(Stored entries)
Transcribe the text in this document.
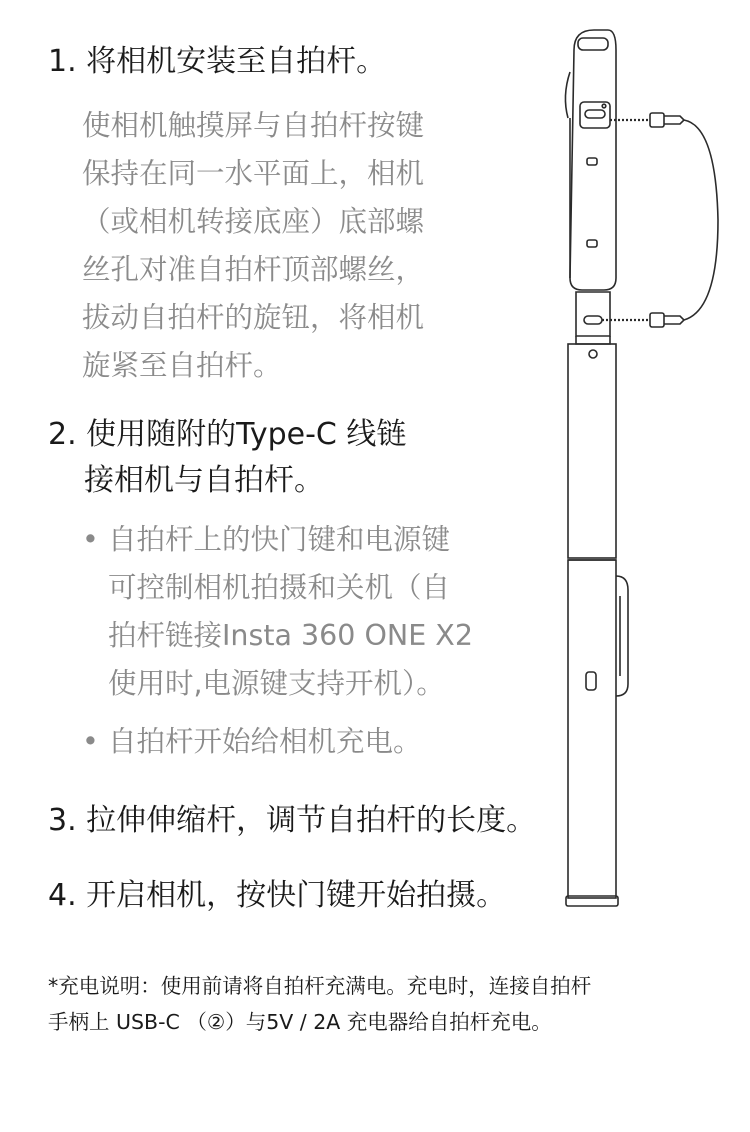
1. 将相机安装至自拍杆。
使相机触摸屏与自拍杆按键
保持在同一水平面上，相机
（或相机转接底座）底部螺
丝孔对准自拍杆顶部螺丝，
拔动自拍杆的旋钮，将相机
旋紧至自拍杆。
2. 使用随附的Type-C 线链
接相机与自拍杆。
• 自拍杆上的快门键和电源键
可控制相机拍摄和关机（自
拍杆链接Insta 360 ONE X2
使用时,电源键支持开机）。
• 自拍杆开始给相机充电。
3. 拉伸伸缩杆，调节自拍杆的长度。
4. 开启相机，按快门键开始拍摄。
*充电说明：使用前请将自拍杆充满电。充电时，连接自拍杆
手柄上 USB-C （②）与5V / 2A 充电器给自拍杆充电。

**Exercise**
Copy out the listing exactly as it stands, but not the pictures.

**Solved problem**
Transcribe the text in this document.
1. 将相机安装至自拍杆。
使相机触摸屏与自拍杆按键
保持在同一水平面上，相机
（或相机转接底座）底部螺
丝孔对准自拍杆顶部螺丝，
拔动自拍杆的旋钮，将相机
旋紧至自拍杆。
2. 使用随附的Type-C 线链
接相机与自拍杆。
• 自拍杆上的快门键和电源键
可控制相机拍摄和关机（自
拍杆链接Insta 360 ONE X2
使用时,电源键支持开机）。
• 自拍杆开始给相机充电。
3. 拉伸伸缩杆，调节自拍杆的长度。
4. 开启相机，按快门键开始拍摄。
*充电说明：使用前请将自拍杆充满电。充电时，连接自拍杆
手柄上 USB-C （②）与5V / 2A 充电器给自拍杆充电。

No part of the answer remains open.